- Records for processing -

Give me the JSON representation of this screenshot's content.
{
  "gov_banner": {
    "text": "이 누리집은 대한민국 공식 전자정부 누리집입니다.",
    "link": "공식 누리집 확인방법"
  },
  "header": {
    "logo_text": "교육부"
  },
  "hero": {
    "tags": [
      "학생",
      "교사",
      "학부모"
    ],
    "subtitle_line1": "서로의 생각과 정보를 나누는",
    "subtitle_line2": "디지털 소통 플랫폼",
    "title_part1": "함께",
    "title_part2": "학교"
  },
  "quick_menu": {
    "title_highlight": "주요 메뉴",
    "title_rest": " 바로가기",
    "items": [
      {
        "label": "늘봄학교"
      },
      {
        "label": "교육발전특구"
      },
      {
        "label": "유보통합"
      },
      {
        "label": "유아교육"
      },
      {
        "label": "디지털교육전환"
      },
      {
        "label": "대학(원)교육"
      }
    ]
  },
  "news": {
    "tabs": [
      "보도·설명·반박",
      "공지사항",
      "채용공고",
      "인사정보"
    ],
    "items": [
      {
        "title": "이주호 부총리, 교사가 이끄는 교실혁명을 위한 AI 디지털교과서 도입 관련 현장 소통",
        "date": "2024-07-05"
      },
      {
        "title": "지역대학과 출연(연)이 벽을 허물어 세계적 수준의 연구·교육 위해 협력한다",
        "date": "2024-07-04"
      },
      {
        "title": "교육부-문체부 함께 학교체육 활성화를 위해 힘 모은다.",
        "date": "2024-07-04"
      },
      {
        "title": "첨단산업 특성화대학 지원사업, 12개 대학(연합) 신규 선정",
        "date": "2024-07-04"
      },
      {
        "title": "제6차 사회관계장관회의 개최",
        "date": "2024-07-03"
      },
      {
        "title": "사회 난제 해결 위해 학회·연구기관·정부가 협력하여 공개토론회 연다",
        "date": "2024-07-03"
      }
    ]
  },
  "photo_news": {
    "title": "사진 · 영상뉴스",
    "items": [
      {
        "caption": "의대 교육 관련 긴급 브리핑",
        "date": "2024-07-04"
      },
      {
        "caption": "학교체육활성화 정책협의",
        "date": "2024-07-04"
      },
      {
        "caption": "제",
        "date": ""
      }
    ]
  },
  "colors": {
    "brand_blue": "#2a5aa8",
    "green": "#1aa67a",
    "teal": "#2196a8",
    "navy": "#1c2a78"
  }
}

- The exercise -
Search the entries for the word "label" and copy every line that has it.

- Output -
        "label": "늘봄학교"
        "label": "교육발전특구"
        "label": "유보통합"
        "label": "유아교육"
        "label": "디지털교육전환"
        "label": "대학(원)교육"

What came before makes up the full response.